What needs to be done. Each line of the data that includes the string "ponuke" is to be copied out.

________________________________________

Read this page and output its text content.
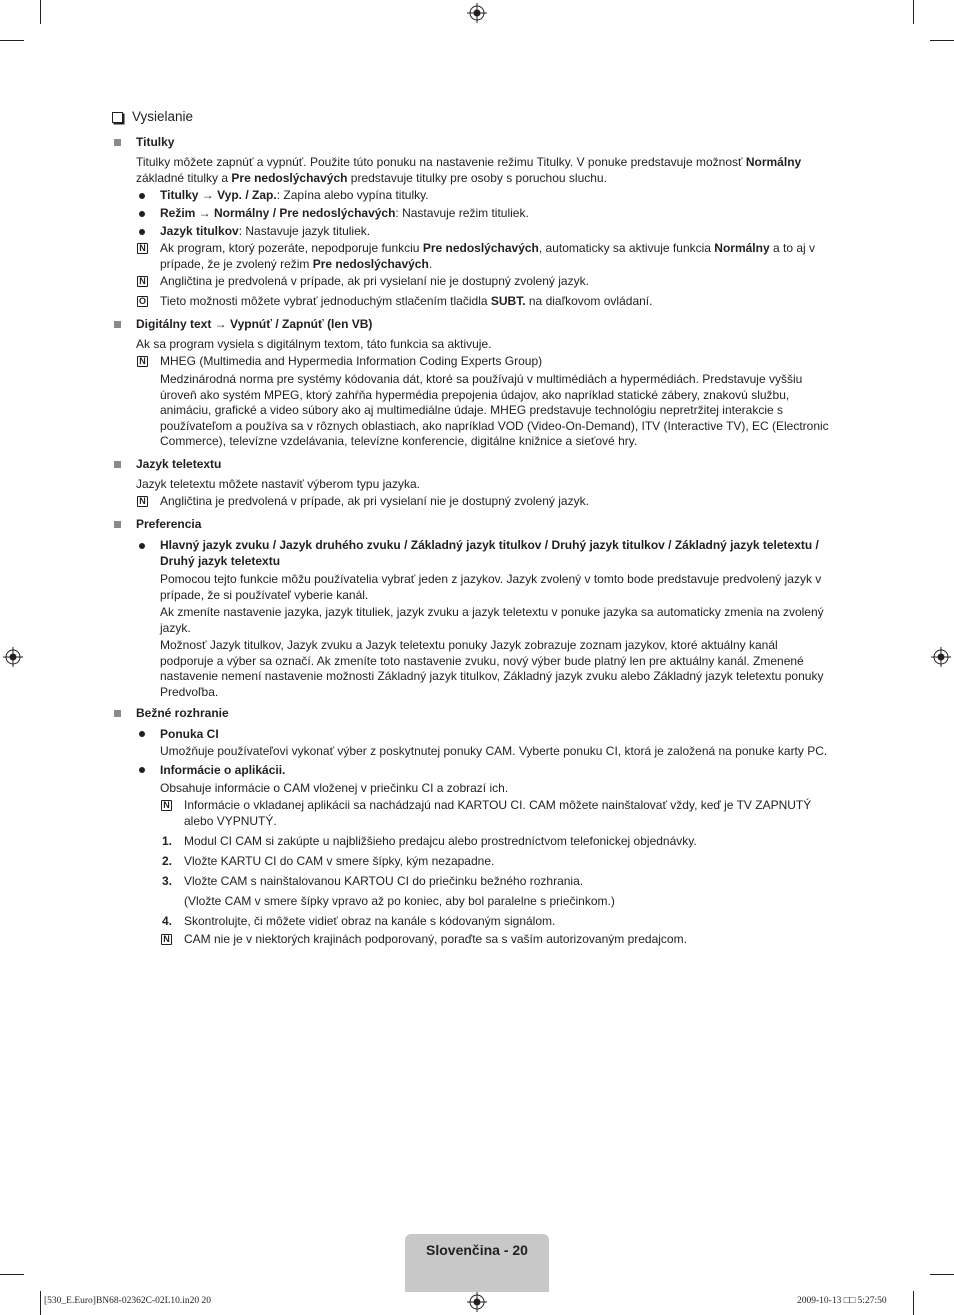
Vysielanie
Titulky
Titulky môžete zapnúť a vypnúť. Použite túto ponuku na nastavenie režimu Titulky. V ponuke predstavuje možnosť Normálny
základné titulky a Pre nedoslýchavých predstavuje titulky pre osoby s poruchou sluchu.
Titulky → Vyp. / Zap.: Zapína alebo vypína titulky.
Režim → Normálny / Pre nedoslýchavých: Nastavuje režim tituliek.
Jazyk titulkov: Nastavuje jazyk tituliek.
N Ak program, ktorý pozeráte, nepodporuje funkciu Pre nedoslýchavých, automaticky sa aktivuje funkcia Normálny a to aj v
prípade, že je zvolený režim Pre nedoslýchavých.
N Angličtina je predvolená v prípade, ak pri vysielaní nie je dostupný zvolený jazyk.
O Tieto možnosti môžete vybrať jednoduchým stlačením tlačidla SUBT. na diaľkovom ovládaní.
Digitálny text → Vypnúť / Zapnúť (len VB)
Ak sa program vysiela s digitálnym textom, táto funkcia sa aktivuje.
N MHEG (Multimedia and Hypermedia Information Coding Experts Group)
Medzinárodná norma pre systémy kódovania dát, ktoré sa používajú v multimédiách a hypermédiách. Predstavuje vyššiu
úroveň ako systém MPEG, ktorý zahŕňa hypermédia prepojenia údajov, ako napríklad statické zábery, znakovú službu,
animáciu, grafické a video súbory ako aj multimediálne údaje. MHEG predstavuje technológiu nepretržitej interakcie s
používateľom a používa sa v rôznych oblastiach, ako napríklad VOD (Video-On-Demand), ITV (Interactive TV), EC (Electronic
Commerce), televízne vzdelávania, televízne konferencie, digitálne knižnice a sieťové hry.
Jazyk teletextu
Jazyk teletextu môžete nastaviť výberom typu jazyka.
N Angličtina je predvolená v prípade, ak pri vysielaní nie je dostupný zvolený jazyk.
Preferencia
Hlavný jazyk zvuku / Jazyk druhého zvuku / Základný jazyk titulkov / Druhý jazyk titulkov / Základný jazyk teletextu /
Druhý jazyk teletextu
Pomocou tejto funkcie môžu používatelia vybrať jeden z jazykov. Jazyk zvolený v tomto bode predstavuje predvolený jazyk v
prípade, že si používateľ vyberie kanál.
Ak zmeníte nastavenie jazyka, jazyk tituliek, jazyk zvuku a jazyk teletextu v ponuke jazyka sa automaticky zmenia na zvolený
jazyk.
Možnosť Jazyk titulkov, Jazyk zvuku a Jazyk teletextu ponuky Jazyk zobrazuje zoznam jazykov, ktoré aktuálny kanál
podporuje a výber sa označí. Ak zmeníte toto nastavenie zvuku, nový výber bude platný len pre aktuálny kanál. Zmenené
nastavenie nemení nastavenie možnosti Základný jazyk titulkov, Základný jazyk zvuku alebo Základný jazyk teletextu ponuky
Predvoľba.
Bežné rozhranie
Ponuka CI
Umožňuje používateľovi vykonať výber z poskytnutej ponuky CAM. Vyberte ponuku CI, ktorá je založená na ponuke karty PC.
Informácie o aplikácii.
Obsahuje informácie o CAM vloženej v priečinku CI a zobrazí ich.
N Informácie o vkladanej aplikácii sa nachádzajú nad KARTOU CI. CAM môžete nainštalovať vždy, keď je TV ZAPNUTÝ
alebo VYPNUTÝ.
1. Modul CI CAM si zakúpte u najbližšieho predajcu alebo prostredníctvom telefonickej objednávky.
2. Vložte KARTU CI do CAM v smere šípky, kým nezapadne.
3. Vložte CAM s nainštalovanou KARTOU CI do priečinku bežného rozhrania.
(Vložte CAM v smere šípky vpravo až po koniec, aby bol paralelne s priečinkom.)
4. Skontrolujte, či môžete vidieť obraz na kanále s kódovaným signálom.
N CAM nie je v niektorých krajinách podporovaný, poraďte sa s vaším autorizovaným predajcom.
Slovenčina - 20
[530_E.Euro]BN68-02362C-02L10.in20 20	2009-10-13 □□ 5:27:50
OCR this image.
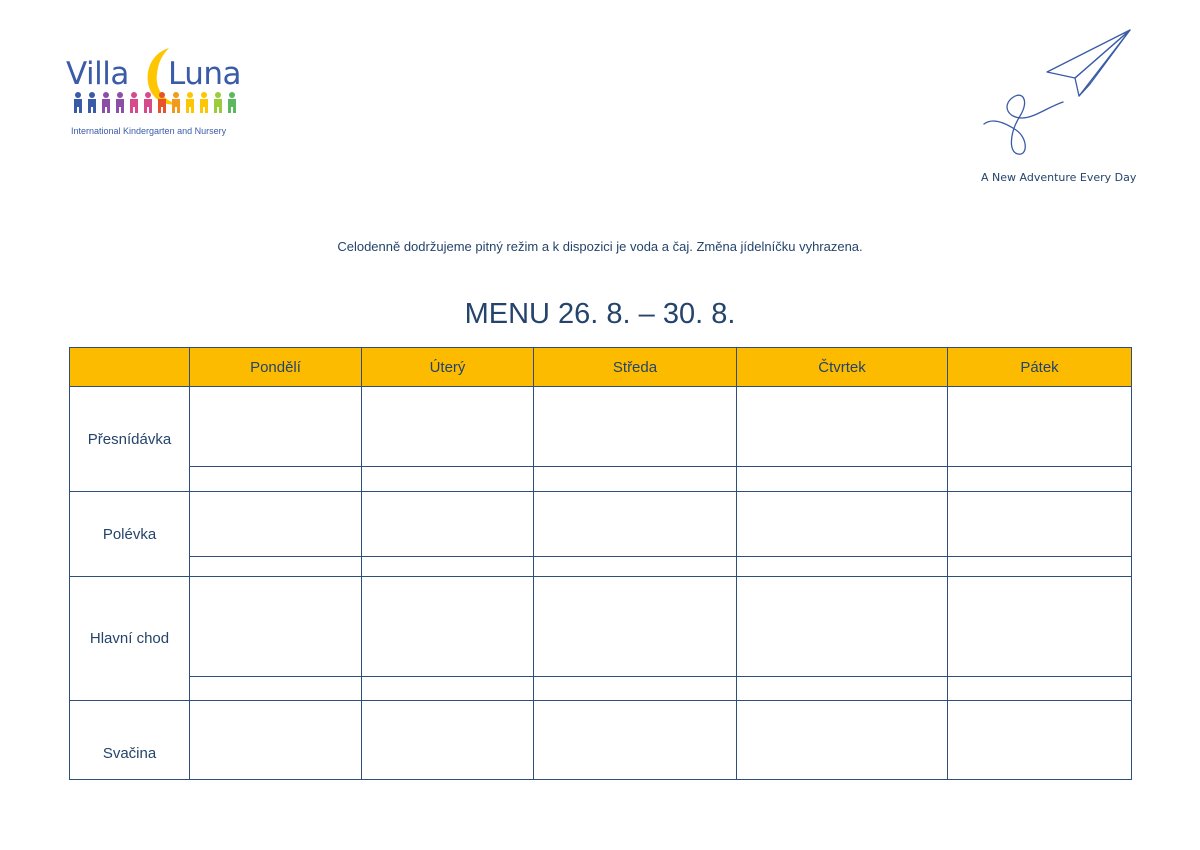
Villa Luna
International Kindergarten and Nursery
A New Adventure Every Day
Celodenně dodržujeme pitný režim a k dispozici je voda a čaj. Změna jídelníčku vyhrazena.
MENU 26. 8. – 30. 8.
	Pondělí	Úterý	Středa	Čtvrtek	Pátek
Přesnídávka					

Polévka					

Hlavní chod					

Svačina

________________________________________

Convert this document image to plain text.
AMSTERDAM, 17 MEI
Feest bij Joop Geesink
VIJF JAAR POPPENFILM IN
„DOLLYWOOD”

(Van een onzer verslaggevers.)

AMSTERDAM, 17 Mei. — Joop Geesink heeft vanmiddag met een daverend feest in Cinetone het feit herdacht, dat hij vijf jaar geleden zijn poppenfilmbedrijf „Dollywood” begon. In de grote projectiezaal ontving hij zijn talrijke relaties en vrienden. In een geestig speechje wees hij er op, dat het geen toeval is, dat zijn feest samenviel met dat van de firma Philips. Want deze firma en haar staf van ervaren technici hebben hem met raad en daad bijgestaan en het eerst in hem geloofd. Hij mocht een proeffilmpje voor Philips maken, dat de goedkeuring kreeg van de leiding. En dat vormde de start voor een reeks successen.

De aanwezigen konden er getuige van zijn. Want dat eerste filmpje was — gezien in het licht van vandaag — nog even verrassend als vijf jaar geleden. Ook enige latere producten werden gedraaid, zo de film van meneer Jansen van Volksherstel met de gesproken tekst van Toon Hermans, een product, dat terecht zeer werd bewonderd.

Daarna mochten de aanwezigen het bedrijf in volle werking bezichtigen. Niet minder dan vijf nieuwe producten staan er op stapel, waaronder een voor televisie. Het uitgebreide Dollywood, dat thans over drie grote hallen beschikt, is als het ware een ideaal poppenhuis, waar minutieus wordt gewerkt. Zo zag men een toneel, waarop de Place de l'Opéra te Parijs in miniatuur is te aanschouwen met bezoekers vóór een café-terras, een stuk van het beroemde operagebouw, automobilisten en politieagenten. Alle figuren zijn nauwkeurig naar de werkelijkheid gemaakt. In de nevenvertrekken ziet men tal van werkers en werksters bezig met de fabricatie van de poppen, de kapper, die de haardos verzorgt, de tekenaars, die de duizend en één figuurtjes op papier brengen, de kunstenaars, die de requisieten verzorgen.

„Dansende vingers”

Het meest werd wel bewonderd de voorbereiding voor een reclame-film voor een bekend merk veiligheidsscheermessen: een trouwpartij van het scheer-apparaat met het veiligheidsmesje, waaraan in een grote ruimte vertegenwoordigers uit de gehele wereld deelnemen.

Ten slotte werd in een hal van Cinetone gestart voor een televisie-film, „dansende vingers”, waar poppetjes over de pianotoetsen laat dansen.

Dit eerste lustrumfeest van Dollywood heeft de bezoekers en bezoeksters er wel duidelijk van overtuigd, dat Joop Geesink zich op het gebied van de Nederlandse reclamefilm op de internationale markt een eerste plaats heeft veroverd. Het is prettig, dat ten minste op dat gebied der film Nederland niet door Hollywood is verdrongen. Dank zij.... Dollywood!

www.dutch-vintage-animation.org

________________________________________

Response to the exercise.
Titulky môžete zapnúť a vypnúť. Použite túto ponuku na nastavenie režimu Titulky. V ponuke predstavuje možnosť Normálny
Ak zmeníte nastavenie jazyka, jazyk tituliek, jazyk zvuku a jazyk teletextu v ponuke jazyka sa automaticky zmenia na zvolený
Umožňuje používateľovi vykonať výber z poskytnutej ponuky CAM. Vyberte ponuku CI, ktorá je založená na ponuke karty PC.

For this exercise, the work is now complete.